** START OF Data provided **

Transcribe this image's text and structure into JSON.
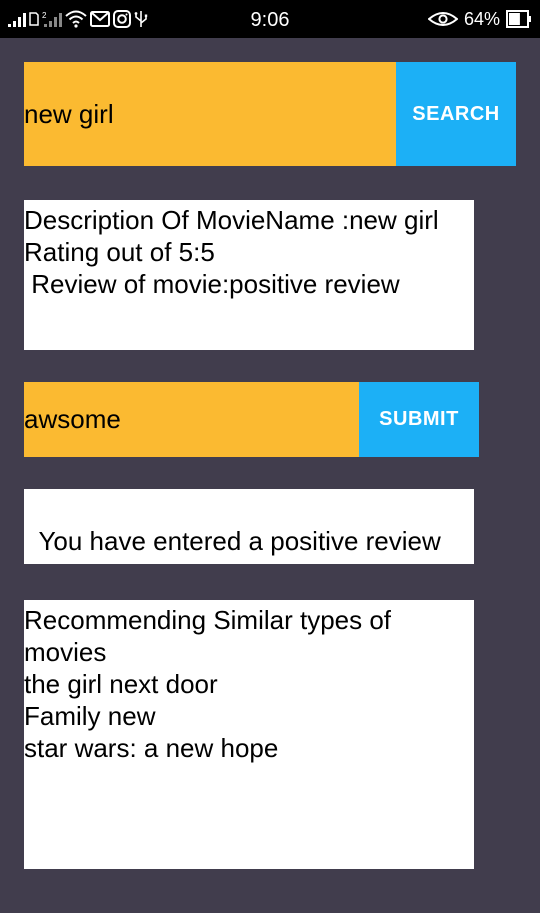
{
  "status_bar": {
    "time": "9:06",
    "battery_percent": "64%",
    "icons": [
      "signal-icon",
      "sim-icon",
      "signal-2-icon",
      "wifi-icon",
      "gmail-icon",
      "instagram-icon",
      "usb-icon",
      "eye-icon",
      "battery-icon"
    ],
    "battery_level": 0.64
  },
  "search": {
    "value": "new girl",
    "button_label": "SEARCH"
  },
  "description": {
    "line1": "Description Of MovieName :new girl",
    "line2": "Rating out of 5:5",
    "line3": " Review of movie:positive review"
  },
  "review": {
    "value": "awsome",
    "button_label": "SUBMIT"
  },
  "result": {
    "text": "You have entered a positive review"
  },
  "recommendations": {
    "heading_line1": "Recommending Similar types of",
    "heading_line2": "movies",
    "items": [
      "the girl next door",
      "Family new",
      "star wars: a new hope"
    ]
  },
  "colors": {
    "background": "#413d4d",
    "input_bg": "#fbba31",
    "button_bg": "#1cb0f6",
    "status_bar": "#000000"
  }
}
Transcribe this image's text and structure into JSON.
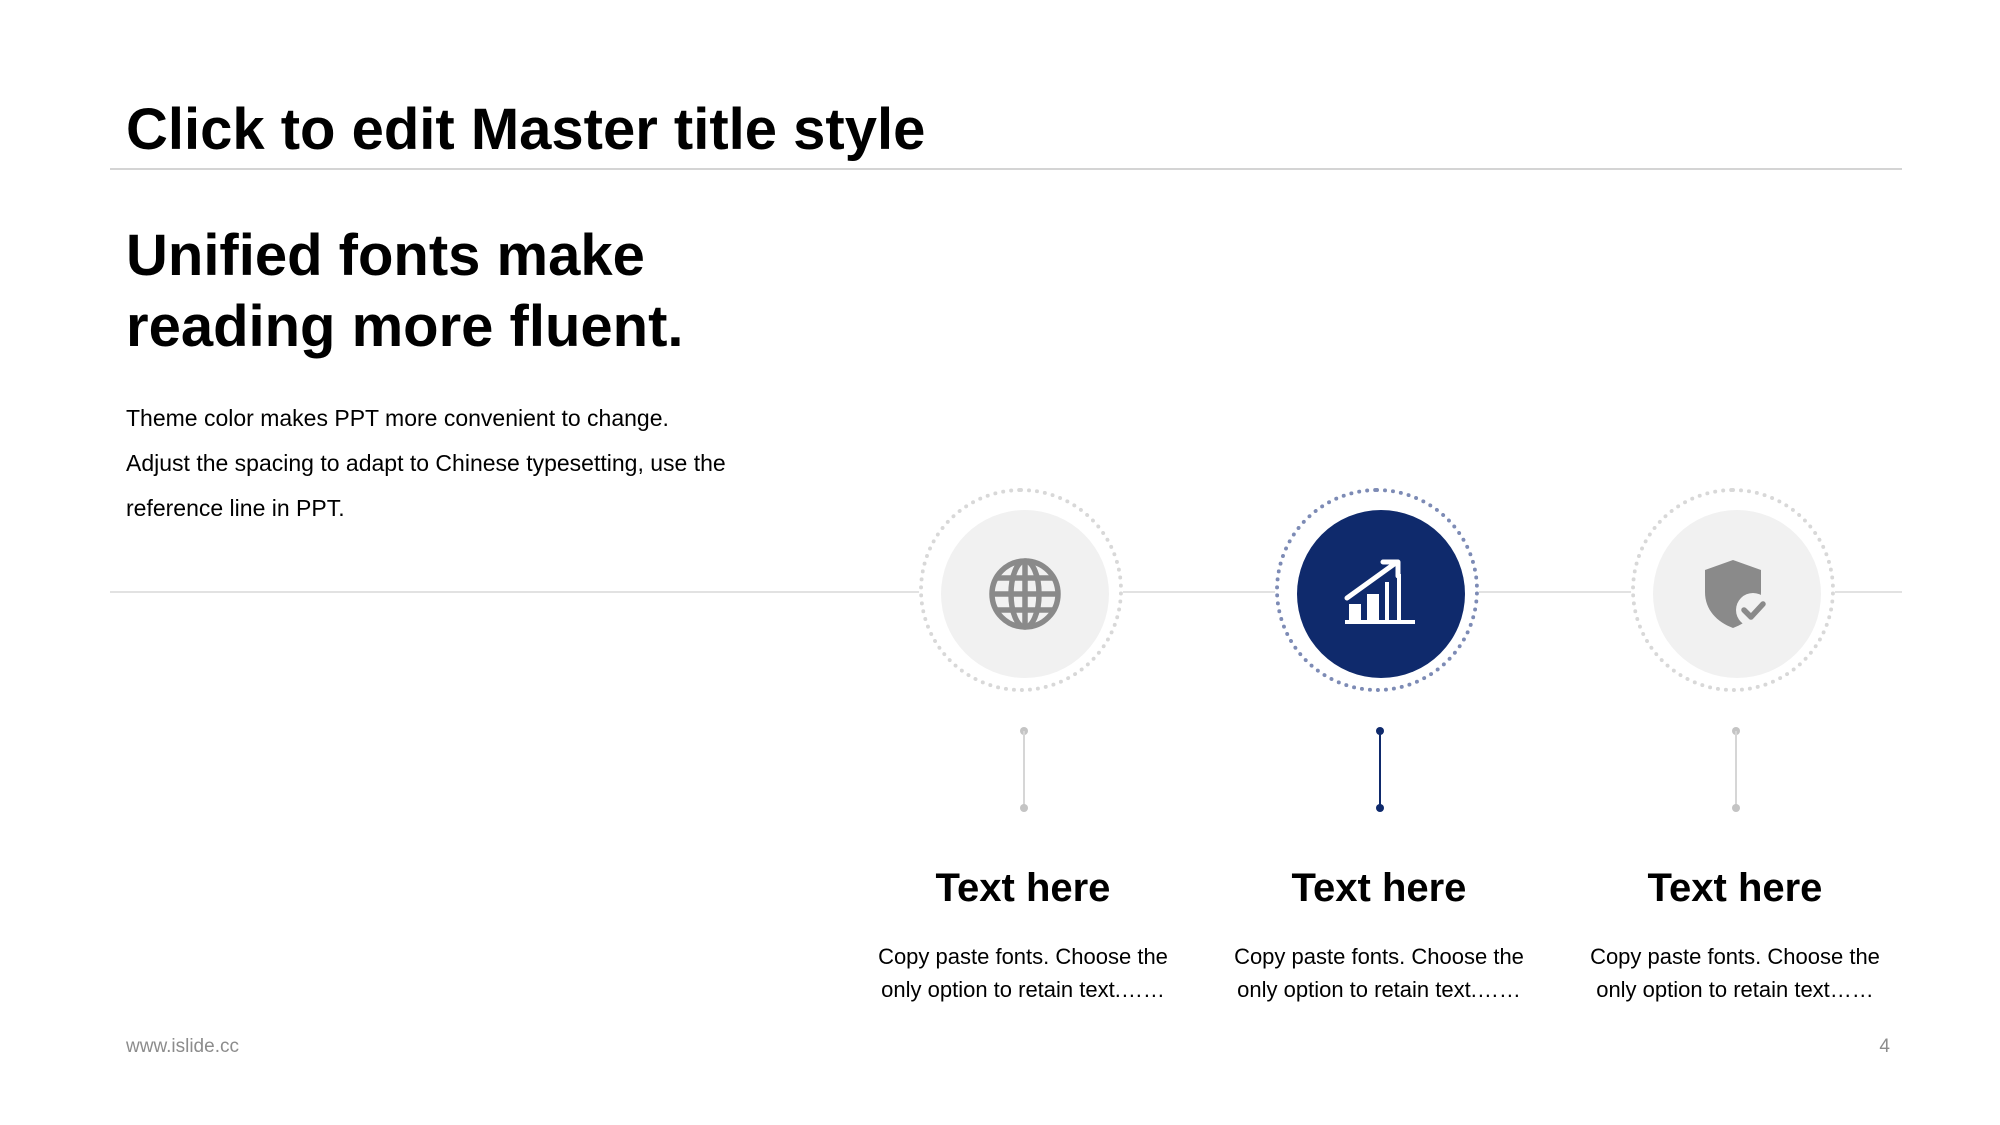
{
  "slide": {
    "master_title": "Click to edit Master title style",
    "headline": "Unified fonts make reading more fluent.",
    "body_lines": [
      "Theme color makes PPT more convenient to change.",
      "Adjust the spacing to adapt to Chinese typesetting, use the",
      "reference line in PPT."
    ]
  },
  "steps": [
    {
      "icon": "globe-icon",
      "title": "Text here",
      "desc_lines": [
        "Copy paste fonts. Choose the",
        "only option to retain text.……"
      ],
      "active": false
    },
    {
      "icon": "growth-chart-icon",
      "title": "Text here",
      "desc_lines": [
        "Copy paste fonts. Choose the",
        "only option to retain text.……"
      ],
      "active": true
    },
    {
      "icon": "shield-check-icon",
      "title": "Text here",
      "desc_lines": [
        "Copy paste fonts. Choose the",
        "only option to retain text……"
      ],
      "active": false
    }
  ],
  "colors": {
    "accent": "#0f2a6c",
    "icon_gray": "#8a8a8a",
    "disc_gray": "#f1f1f1"
  },
  "footer": {
    "url": "www.islide.cc",
    "page_number": "4"
  }
}
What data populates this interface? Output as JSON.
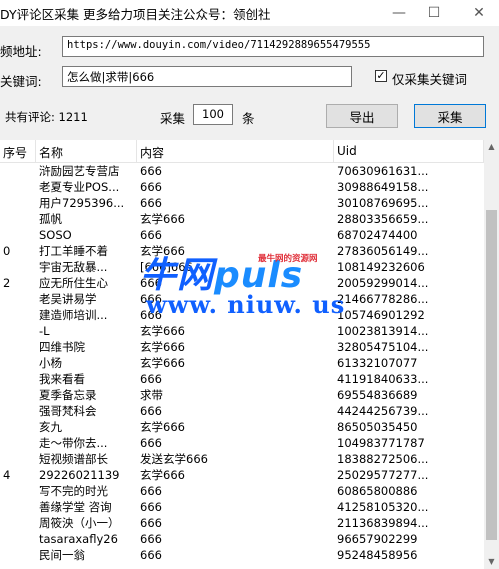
{
  "window": {
    "title": "DY评论区采集   更多给力项目关注公众号：领创社",
    "minimize": "—",
    "maximize": "☐",
    "close": "✕"
  },
  "form": {
    "video_url_label": "频地址:",
    "video_url": "https://www.douyin.com/video/7114292889655479555",
    "keyword_label": "关键词:",
    "keywords": "怎么做|求带|666",
    "only_keyword_checked": "✓",
    "only_keyword_label": "仅采集关键词"
  },
  "stats": {
    "total_label": "共有评论: 1211",
    "collect_label": "采集",
    "collect_count": "100",
    "unit": "条",
    "export_button": "导出",
    "collect_button": "采集"
  },
  "table": {
    "columns": [
      "序号",
      "名称",
      "内容",
      "Uid"
    ],
    "rows": [
      [
        "",
        "浒励园艺专营店",
        "666",
        "70630961631..."
      ],
      [
        "",
        "老夏专业POS...",
        "666",
        "30988649158..."
      ],
      [
        "",
        "用户7295396...",
        "666",
        "30108769695..."
      ],
      [
        "",
        "孤帆",
        "玄学666",
        "28803356659..."
      ],
      [
        "",
        "SOSO",
        "666",
        "68702474400"
      ],
      [
        "0",
        "打工羊睡不着",
        "玄学666",
        "27836056149..."
      ],
      [
        "",
        "宇宙无敌暴...",
        "[666]666",
        "108149232606"
      ],
      [
        "2",
        "应无所住生心",
        "666",
        "20059299014..."
      ],
      [
        "",
        "老吴讲易学",
        "666",
        "21466778286..."
      ],
      [
        "",
        "建造师培训...",
        "666",
        "105746901292"
      ],
      [
        "",
        "-L",
        "玄学666",
        "10023813914..."
      ],
      [
        "",
        "四维书院",
        "玄学666",
        "32805475104..."
      ],
      [
        "",
        "小杨",
        "玄学666",
        "61332107077"
      ],
      [
        "",
        "我来看看",
        "666",
        "41191840633..."
      ],
      [
        "",
        "夏季备忘录",
        "求带",
        "69554836689"
      ],
      [
        "",
        "强哥梵科会",
        "666",
        "44244256739..."
      ],
      [
        "",
        "亥九",
        "玄学666",
        "86505035450"
      ],
      [
        "",
        "走～带你去...",
        "666",
        "104983771787"
      ],
      [
        "",
        "短视频谱部长",
        "发送玄学666",
        "18388272506..."
      ],
      [
        "4",
        "29226021139",
        "玄学666",
        "25029577277..."
      ],
      [
        "",
        "写不完的时光",
        "666",
        "60865800886"
      ],
      [
        "",
        "善缘学堂 咨询",
        "666",
        "41258105320..."
      ],
      [
        "",
        "周筱泱（小一）",
        "666",
        "21136839894..."
      ],
      [
        "",
        "tasaraxafly26",
        "666",
        "96657902299"
      ],
      [
        "",
        "民间一翁",
        "666",
        "95248458956"
      ]
    ]
  },
  "watermark": {
    "brand_a": "牛网",
    "brand_b": "puls",
    "tagline": "最牛网的资源网",
    "url": "www. niuw. us"
  },
  "colors": {
    "accent": "#0078d7",
    "watermark_blue": "#1060ff",
    "watermark_red": "#e0303a"
  }
}
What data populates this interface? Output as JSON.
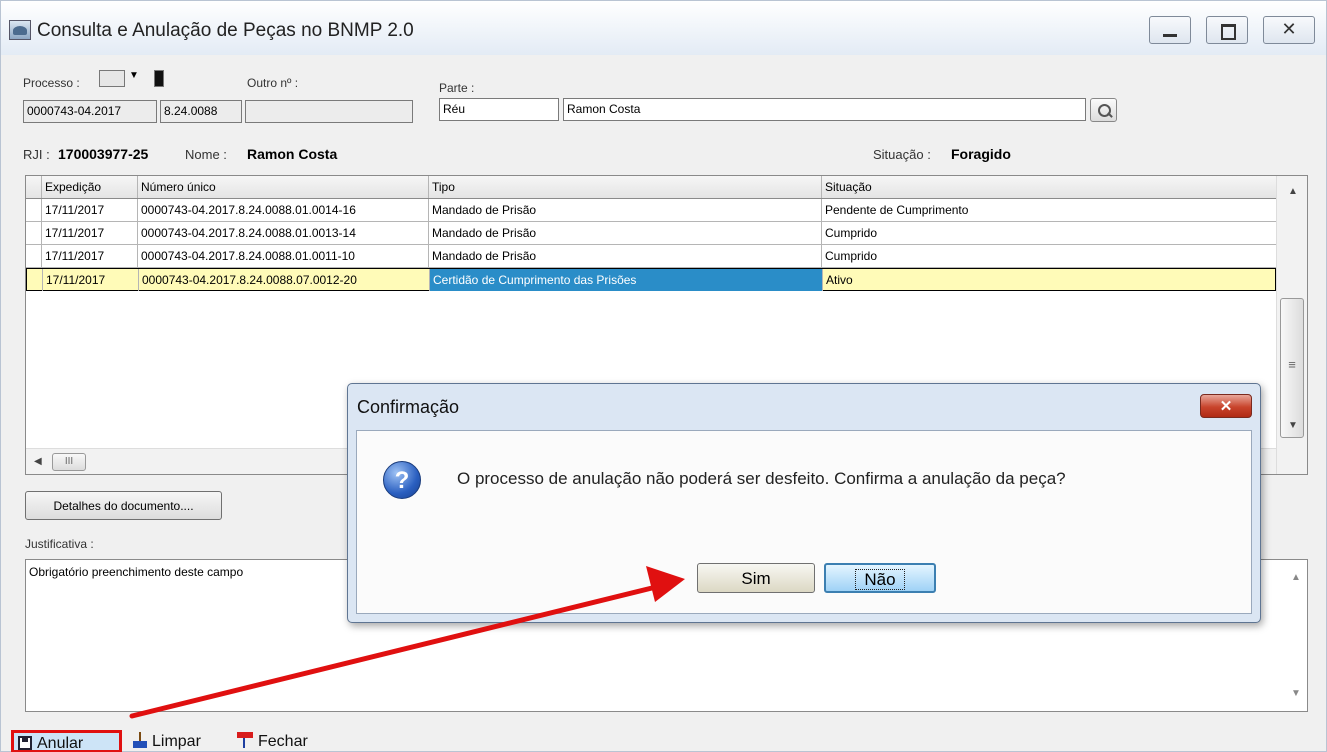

** END OF Data provided **

What you are asked to do
Nothing but the pictures may be dropped; output the records above exactly.

Solved problem
Transcribe this image's text and structure into JSON.
{
  "status_bar": {
    "time": "9:06",
    "battery_percent": "64%",
    "icons": [
      "signal-icon",
      "sim-icon",
      "signal-2-icon",
      "wifi-icon",
      "gmail-icon",
      "instagram-icon",
      "usb-icon",
      "eye-icon",
      "battery-icon"
    ],
    "battery_level": 0.64
  },
  "search": {
    "value": "new girl",
    "button_label": "SEARCH"
  },
  "description": {
    "line1": "Description Of MovieName :new girl",
    "line2": "Rating out of 5:5",
    "line3": " Review of movie:positive review"
  },
  "review": {
    "value": "awsome",
    "button_label": "SUBMIT"
  },
  "result": {
    "text": "You have entered a positive review"
  },
  "recommendations": {
    "heading_line1": "Recommending Similar types of",
    "heading_line2": "movies",
    "items": [
      "the girl next door",
      "Family new",
      "star wars: a new hope"
    ]
  },
  "colors": {
    "background": "#413d4d",
    "input_bg": "#fbba31",
    "button_bg": "#1cb0f6",
    "status_bar": "#000000"
  }
}
Transcribe this image's text and structure into JSON.
{
  "slide": {
    "master_title": "Click to edit Master title style",
    "headline": "Unified fonts make reading more fluent.",
    "body_lines": [
      "Theme color makes PPT more convenient to change.",
      "Adjust the spacing to adapt to Chinese typesetting, use the",
      "reference line in PPT."
    ]
  },
  "steps": [
    {
      "icon": "globe-icon",
      "title": "Text here",
      "desc_lines": [
        "Copy paste fonts. Choose the",
        "only option to retain text.……"
      ],
      "active": false
    },
    {
      "icon": "growth-chart-icon",
      "title": "Text here",
      "desc_lines": [
        "Copy paste fonts. Choose the",
        "only option to retain text.……"
      ],
      "active": true
    },
    {
      "icon": "shield-check-icon",
      "title": "Text here",
      "desc_lines": [
        "Copy paste fonts. Choose the",
        "only option to retain text……"
      ],
      "active": false
    }
  ],
  "colors": {
    "accent": "#0f2a6c",
    "icon_gray": "#8a8a8a",
    "disc_gray": "#f1f1f1"
  },
  "footer": {
    "url": "www.islide.cc",
    "page_number": "4"
  }
}
What data populates this interface? Output as JSON.
{
  "window": {
    "title": "DY评论区采集   更多给力项目关注公众号：领创社",
    "minimize": "—",
    "maximize": "☐",
    "close": "✕"
  },
  "form": {
    "video_url_label": "频地址:",
    "video_url": "https://www.douyin.com/video/7114292889655479555",
    "keyword_label": "关键词:",
    "keywords": "怎么做|求带|666",
    "only_keyword_checked": "✓",
    "only_keyword_label": "仅采集关键词"
  },
  "stats": {
    "total_label": "共有评论: 1211",
    "collect_label": "采集",
    "collect_count": "100",
    "unit": "条",
    "export_button": "导出",
    "collect_button": "采集"
  },
  "table": {
    "columns": [
      "序号",
      "名称",
      "内容",
      "Uid"
    ],
    "rows": [
      [
        "",
        "浒励园艺专营店",
        "666",
        "70630961631..."
      ],
      [
        "",
        "老夏专业POS...",
        "666",
        "30988649158..."
      ],
      [
        "",
        "用户7295396...",
        "666",
        "30108769695..."
      ],
      [
        "",
        "孤帆",
        "玄学666",
        "28803356659..."
      ],
      [
        "",
        "SOSO",
        "666",
        "68702474400"
      ],
      [
        "0",
        "打工羊睡不着",
        "玄学666",
        "27836056149..."
      ],
      [
        "",
        "宇宙无敌暴...",
        "[666]666",
        "108149232606"
      ],
      [
        "2",
        "应无所住生心",
        "666",
        "20059299014..."
      ],
      [
        "",
        "老吴讲易学",
        "666",
        "21466778286..."
      ],
      [
        "",
        "建造师培训...",
        "666",
        "105746901292"
      ],
      [
        "",
        "-L",
        "玄学666",
        "10023813914..."
      ],
      [
        "",
        "四维书院",
        "玄学666",
        "32805475104..."
      ],
      [
        "",
        "小杨",
        "玄学666",
        "61332107077"
      ],
      [
        "",
        "我来看看",
        "666",
        "41191840633..."
      ],
      [
        "",
        "夏季备忘录",
        "求带",
        "69554836689"
      ],
      [
        "",
        "强哥梵科会",
        "666",
        "44244256739..."
      ],
      [
        "",
        "亥九",
        "玄学666",
        "86505035450"
      ],
      [
        "",
        "走～带你去...",
        "666",
        "104983771787"
      ],
      [
        "",
        "短视频谱部长",
        "发送玄学666",
        "18388272506..."
      ],
      [
        "4",
        "29226021139",
        "玄学666",
        "25029577277..."
      ],
      [
        "",
        "写不完的时光",
        "666",
        "60865800886"
      ],
      [
        "",
        "善缘学堂 咨询",
        "666",
        "41258105320..."
      ],
      [
        "",
        "周筱泱（小一）",
        "666",
        "21136839894..."
      ],
      [
        "",
        "tasaraxafly26",
        "666",
        "96657902299"
      ],
      [
        "",
        "民间一翁",
        "666",
        "95248458956"
      ]
    ]
  },
  "watermark": {
    "brand_a": "牛网",
    "brand_b": "puls",
    "tagline": "最牛网的资源网",
    "url": "www. niuw. us"
  },
  "colors": {
    "accent": "#0078d7",
    "watermark_blue": "#1060ff",
    "watermark_red": "#e0303a"
  }
}
What data populates this interface? Output as JSON.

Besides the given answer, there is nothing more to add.